*EXERCISE INSTRUCTIONS*
Gather each line of the records where "acini" appears.

-- Start of DATA TO PROCESS --

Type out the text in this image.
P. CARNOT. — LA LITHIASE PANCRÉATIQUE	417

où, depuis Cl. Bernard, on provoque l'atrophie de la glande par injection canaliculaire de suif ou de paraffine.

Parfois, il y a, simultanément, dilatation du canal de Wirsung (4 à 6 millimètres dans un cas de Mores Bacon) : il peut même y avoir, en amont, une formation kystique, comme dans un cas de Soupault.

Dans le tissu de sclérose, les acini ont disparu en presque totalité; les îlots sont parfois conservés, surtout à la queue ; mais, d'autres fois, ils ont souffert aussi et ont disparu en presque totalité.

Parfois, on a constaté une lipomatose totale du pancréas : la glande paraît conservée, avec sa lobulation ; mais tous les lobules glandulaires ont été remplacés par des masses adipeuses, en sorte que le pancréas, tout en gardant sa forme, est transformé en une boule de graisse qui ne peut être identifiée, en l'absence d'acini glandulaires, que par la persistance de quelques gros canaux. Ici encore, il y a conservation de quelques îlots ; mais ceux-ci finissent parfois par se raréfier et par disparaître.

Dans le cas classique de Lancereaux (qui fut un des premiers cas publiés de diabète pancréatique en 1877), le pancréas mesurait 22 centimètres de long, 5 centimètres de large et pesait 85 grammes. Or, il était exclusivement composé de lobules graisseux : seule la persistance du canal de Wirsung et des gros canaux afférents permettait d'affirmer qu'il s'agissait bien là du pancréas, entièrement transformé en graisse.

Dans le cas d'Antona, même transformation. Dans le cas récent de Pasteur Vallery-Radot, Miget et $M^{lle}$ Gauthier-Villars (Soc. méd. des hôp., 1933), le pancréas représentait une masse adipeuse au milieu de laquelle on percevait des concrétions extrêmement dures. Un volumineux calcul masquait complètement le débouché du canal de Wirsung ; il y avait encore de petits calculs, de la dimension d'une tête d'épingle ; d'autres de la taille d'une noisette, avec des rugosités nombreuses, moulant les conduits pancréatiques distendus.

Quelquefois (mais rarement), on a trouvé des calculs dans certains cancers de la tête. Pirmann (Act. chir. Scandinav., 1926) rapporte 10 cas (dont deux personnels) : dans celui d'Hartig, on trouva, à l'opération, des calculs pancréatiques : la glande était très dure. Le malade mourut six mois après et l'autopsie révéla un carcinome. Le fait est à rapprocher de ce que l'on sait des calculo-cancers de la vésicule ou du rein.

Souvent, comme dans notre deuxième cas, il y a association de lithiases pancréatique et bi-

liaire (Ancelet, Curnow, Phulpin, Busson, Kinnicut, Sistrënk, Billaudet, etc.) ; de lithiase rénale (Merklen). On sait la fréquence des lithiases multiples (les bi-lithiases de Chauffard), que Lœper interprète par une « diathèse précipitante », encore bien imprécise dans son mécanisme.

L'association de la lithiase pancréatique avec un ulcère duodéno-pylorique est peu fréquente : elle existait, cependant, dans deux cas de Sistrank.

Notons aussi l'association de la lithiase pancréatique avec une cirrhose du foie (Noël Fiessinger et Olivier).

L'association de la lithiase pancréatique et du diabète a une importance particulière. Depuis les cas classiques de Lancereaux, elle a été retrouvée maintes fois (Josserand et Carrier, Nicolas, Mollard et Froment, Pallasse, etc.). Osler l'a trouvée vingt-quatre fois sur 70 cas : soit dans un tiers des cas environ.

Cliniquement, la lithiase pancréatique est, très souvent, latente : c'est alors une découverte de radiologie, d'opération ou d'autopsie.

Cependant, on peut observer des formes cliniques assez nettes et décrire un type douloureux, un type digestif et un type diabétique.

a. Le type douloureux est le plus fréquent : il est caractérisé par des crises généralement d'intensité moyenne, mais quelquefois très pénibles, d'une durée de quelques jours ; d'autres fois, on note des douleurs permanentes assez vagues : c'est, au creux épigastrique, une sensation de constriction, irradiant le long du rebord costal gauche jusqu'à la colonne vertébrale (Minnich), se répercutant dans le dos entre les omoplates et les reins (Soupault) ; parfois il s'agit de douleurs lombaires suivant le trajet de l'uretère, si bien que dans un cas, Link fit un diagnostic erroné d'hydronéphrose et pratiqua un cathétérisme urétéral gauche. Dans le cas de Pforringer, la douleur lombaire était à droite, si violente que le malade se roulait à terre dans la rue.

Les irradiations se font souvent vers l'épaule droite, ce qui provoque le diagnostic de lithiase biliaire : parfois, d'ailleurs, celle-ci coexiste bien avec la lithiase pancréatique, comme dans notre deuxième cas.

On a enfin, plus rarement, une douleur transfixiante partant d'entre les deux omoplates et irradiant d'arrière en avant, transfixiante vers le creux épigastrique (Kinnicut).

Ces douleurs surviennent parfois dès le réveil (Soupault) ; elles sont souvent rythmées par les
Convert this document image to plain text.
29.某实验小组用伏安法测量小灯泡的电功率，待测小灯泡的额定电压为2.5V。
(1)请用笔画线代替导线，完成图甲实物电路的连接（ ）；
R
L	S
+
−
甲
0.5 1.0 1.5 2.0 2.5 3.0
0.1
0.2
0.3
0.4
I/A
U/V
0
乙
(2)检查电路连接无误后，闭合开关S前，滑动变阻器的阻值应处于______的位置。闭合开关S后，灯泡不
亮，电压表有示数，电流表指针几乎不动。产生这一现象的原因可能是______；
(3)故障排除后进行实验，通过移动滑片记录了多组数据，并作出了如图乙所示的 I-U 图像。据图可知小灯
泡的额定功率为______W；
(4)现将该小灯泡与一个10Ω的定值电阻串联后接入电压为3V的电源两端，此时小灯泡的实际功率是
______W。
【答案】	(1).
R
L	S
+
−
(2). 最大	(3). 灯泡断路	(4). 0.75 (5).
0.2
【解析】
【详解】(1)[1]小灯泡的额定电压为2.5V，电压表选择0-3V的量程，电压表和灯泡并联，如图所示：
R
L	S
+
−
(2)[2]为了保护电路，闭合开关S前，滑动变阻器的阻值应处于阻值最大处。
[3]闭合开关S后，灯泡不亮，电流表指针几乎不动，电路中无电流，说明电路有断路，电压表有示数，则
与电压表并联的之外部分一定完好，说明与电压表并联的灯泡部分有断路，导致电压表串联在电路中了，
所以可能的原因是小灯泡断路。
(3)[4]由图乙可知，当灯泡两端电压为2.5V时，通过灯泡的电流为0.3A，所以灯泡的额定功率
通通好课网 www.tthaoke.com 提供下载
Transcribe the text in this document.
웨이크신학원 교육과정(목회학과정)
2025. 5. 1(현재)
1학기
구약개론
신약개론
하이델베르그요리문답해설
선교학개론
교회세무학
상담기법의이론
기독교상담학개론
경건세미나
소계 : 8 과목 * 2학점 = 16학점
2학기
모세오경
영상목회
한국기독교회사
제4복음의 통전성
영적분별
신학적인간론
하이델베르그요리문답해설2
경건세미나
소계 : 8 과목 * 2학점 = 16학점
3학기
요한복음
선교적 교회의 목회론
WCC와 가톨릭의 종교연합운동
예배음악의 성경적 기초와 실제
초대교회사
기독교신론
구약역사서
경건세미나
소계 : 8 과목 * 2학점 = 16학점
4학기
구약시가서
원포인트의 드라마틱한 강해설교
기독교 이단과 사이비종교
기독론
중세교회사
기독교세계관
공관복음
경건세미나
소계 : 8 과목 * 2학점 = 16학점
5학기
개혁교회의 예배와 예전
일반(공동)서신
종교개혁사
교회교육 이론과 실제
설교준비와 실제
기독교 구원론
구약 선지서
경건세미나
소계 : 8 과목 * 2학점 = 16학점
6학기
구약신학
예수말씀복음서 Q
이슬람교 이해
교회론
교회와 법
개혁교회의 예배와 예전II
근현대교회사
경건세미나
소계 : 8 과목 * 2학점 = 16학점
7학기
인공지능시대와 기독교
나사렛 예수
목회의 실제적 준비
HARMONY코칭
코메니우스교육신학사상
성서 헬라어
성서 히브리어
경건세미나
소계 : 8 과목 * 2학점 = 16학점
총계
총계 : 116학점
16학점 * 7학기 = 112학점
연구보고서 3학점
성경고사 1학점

-- End of DATA TO PROCESS --

*TASK RESULT*
Dans le tissu de sclérose, les acini ont disparu en presque totalité; les îlots sont parfois conservés, surtout à la queue ; mais, d'autres fois, ils ont souffert aussi et ont disparu en presque totalité.
Parfois, on a constaté une lipomatose totale du pancréas : la glande paraît conservée, avec sa lobulation ; mais tous les lobules glandulaires ont été remplacés par des masses adipeuses, en sorte que le pancréas, tout en gardant sa forme, est transformé en une boule de graisse qui ne peut être identifiée, en l'absence d'acini glandulaires, que par la persistance de quelques gros canaux. Ici encore, il y a conservation de quelques îlots ; mais ceux-ci finissent parfois par se raréfier et par disparaître.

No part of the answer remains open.